■ WHAT IS REQUIRED:
Each line that contains the word "JSON" counts once; give the total for the records below and nothing else.

### RECORD EXTRACTS

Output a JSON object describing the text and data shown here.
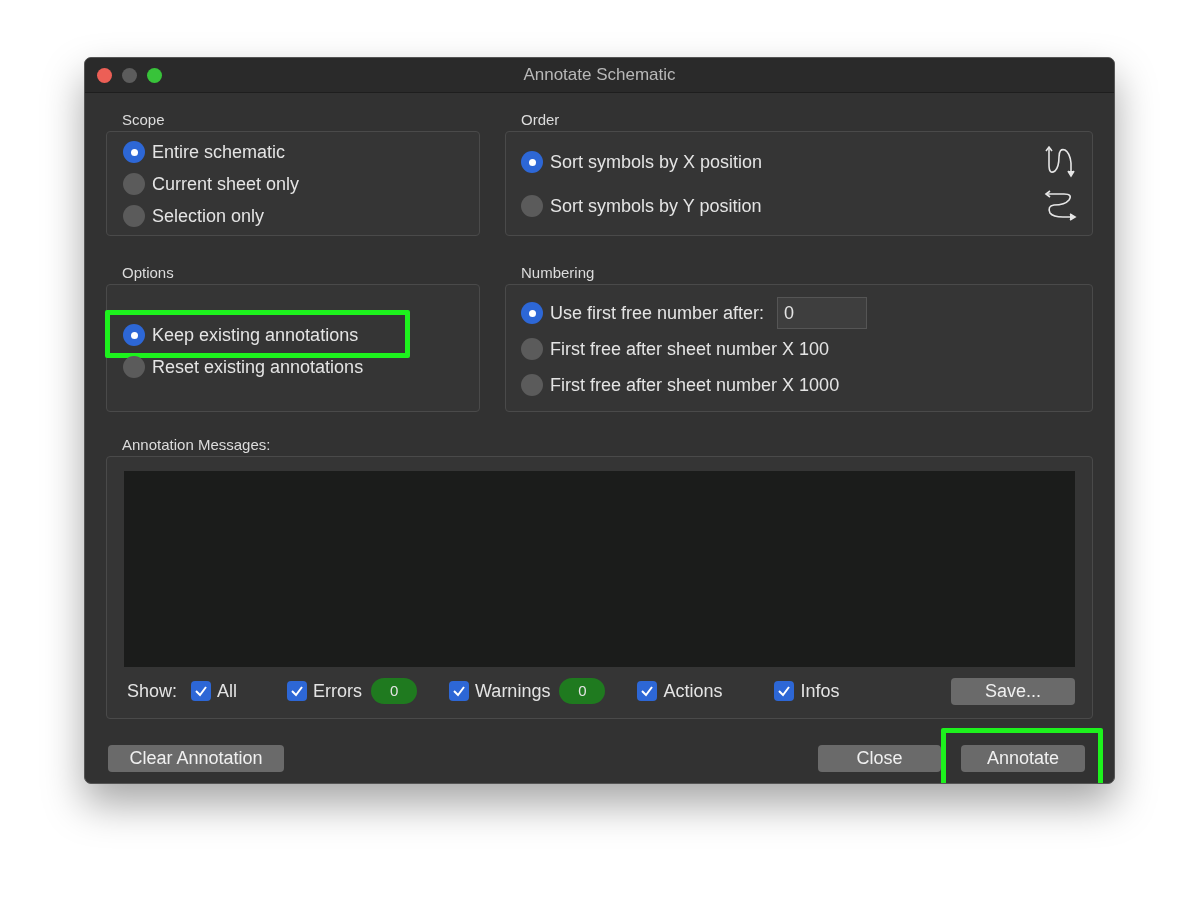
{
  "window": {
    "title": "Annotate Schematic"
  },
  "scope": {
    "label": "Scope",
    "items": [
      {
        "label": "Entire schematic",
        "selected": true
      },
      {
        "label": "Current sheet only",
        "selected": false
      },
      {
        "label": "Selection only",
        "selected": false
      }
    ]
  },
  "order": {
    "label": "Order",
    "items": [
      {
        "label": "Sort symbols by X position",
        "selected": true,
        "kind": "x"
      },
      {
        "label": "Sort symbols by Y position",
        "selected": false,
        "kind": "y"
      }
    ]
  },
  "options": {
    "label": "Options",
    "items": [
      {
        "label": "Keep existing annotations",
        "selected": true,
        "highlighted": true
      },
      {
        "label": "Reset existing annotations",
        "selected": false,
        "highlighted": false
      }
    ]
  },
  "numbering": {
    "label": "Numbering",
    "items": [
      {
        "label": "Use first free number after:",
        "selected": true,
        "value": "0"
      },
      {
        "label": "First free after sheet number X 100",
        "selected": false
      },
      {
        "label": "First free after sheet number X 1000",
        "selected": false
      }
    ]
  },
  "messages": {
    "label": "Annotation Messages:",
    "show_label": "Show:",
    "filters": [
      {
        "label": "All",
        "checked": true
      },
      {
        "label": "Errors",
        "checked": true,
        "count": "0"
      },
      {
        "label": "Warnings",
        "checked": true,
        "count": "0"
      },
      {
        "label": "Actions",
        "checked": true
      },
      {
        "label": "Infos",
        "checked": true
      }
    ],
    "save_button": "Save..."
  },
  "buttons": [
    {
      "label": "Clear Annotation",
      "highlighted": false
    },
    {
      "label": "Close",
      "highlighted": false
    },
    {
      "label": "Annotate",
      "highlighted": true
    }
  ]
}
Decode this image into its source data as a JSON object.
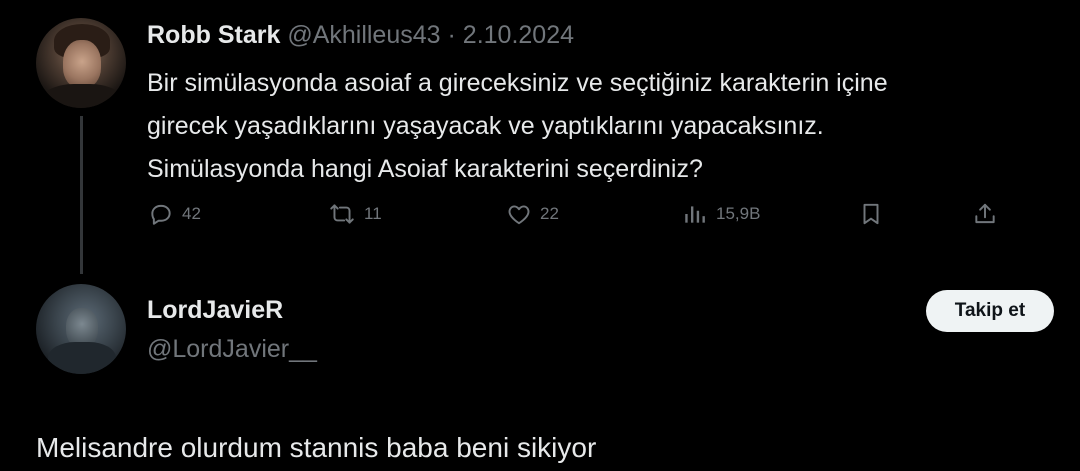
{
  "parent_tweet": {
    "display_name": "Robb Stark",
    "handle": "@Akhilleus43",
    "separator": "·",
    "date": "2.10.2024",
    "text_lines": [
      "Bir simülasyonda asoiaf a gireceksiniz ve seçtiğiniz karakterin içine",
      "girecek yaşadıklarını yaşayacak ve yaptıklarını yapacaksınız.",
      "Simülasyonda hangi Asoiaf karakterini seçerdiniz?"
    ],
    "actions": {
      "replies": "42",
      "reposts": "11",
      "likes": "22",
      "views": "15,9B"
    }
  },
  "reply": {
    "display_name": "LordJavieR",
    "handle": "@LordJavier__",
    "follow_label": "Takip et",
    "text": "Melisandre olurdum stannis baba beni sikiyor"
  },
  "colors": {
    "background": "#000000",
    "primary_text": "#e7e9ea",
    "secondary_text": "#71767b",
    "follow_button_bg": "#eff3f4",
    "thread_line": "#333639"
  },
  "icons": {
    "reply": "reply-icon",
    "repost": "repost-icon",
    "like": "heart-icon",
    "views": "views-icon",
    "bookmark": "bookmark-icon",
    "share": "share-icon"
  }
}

######

■ TASK ANSWER:
2